---------- Material for the task ----------
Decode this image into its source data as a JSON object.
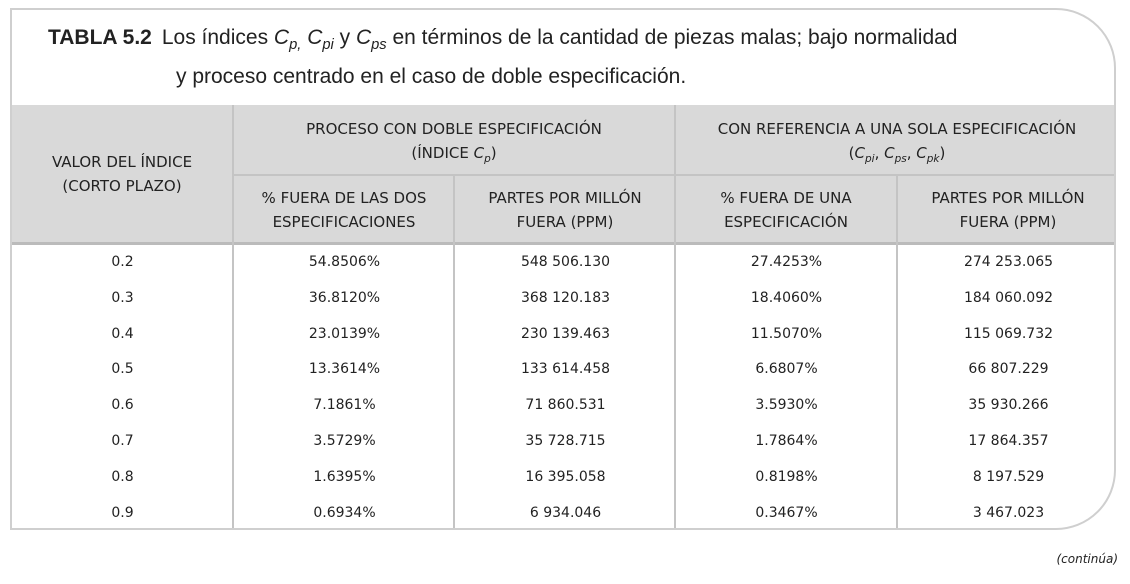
{
  "caption": {
    "label": "TABLA 5.2",
    "line1": [
      "Los índices ",
      "C",
      "p,",
      " ",
      "C",
      "pi",
      " y ",
      "C",
      "ps",
      " en términos de la cantidad de piezas malas; bajo normalidad"
    ],
    "line2": "y proceso centrado en el caso de doble especificación."
  },
  "table": {
    "header": {
      "index": [
        "VALOR DEL ÍNDICE",
        "(CORTO PLAZO)"
      ],
      "group1": {
        "title": "PROCESO CON DOBLE ESPECIFICACIÓN",
        "sub": [
          "(ÍNDICE ",
          "C",
          "p",
          ")"
        ]
      },
      "group2": {
        "title": "CON REFERENCIA A UNA SOLA ESPECIFICACIÓN",
        "sub": [
          "(",
          "C",
          "pi",
          ", ",
          "C",
          "ps",
          ", ",
          "C",
          "pk",
          ")"
        ]
      },
      "columns": [
        [
          "% FUERA DE LAS DOS",
          "ESPECIFICACIONES"
        ],
        [
          "PARTES POR MILLÓN",
          "FUERA (PPM)"
        ],
        [
          "% FUERA DE UNA",
          "ESPECIFICACIÓN"
        ],
        [
          "PARTES POR MILLÓN",
          "FUERA (PPM)"
        ]
      ]
    },
    "rows": [
      [
        "0.2",
        "54.8506%",
        "548 506.130",
        "27.4253%",
        "274 253.065"
      ],
      [
        "0.3",
        "36.8120%",
        "368 120.183",
        "18.4060%",
        "184 060.092"
      ],
      [
        "0.4",
        "23.0139%",
        "230 139.463",
        "11.5070%",
        "115 069.732"
      ],
      [
        "0.5",
        "13.3614%",
        "133 614.458",
        "6.6807%",
        "66 807.229"
      ],
      [
        "0.6",
        "7.1861%",
        "71 860.531",
        "3.5930%",
        "35 930.266"
      ],
      [
        "0.7",
        "3.5729%",
        "35 728.715",
        "1.7864%",
        "17 864.357"
      ],
      [
        "0.8",
        "1.6395%",
        "16 395.058",
        "0.8198%",
        "8 197.529"
      ],
      [
        "0.9",
        "0.6934%",
        "6 934.046",
        "0.3467%",
        "3 467.023"
      ]
    ]
  },
  "footer": "(continúa)"
}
----------
● **Short exercise**
Each line of the data should be quoted exactly, with pictures left out.

● **Task result**
Decode this image into its source data as a JSON object.
{
  "caption": {
    "label": "TABLA 5.2",
    "line1": [
      "Los índices ",
      "C",
      "p,",
      " ",
      "C",
      "pi",
      " y ",
      "C",
      "ps",
      " en términos de la cantidad de piezas malas; bajo normalidad"
    ],
    "line2": "y proceso centrado en el caso de doble especificación."
  },
  "table": {
    "header": {
      "index": [
        "VALOR DEL ÍNDICE",
        "(CORTO PLAZO)"
      ],
      "group1": {
        "title": "PROCESO CON DOBLE ESPECIFICACIÓN",
        "sub": [
          "(ÍNDICE ",
          "C",
          "p",
          ")"
        ]
      },
      "group2": {
        "title": "CON REFERENCIA A UNA SOLA ESPECIFICACIÓN",
        "sub": [
          "(",
          "C",
          "pi",
          ", ",
          "C",
          "ps",
          ", ",
          "C",
          "pk",
          ")"
        ]
      },
      "columns": [
        [
          "% FUERA DE LAS DOS",
          "ESPECIFICACIONES"
        ],
        [
          "PARTES POR MILLÓN",
          "FUERA (PPM)"
        ],
        [
          "% FUERA DE UNA",
          "ESPECIFICACIÓN"
        ],
        [
          "PARTES POR MILLÓN",
          "FUERA (PPM)"
        ]
      ]
    },
    "rows": [
      [
        "0.2",
        "54.8506%",
        "548 506.130",
        "27.4253%",
        "274 253.065"
      ],
      [
        "0.3",
        "36.8120%",
        "368 120.183",
        "18.4060%",
        "184 060.092"
      ],
      [
        "0.4",
        "23.0139%",
        "230 139.463",
        "11.5070%",
        "115 069.732"
      ],
      [
        "0.5",
        "13.3614%",
        "133 614.458",
        "6.6807%",
        "66 807.229"
      ],
      [
        "0.6",
        "7.1861%",
        "71 860.531",
        "3.5930%",
        "35 930.266"
      ],
      [
        "0.7",
        "3.5729%",
        "35 728.715",
        "1.7864%",
        "17 864.357"
      ],
      [
        "0.8",
        "1.6395%",
        "16 395.058",
        "0.8198%",
        "8 197.529"
      ],
      [
        "0.9",
        "0.6934%",
        "6 934.046",
        "0.3467%",
        "3 467.023"
      ]
    ]
  },
  "footer": "(continúa)"
}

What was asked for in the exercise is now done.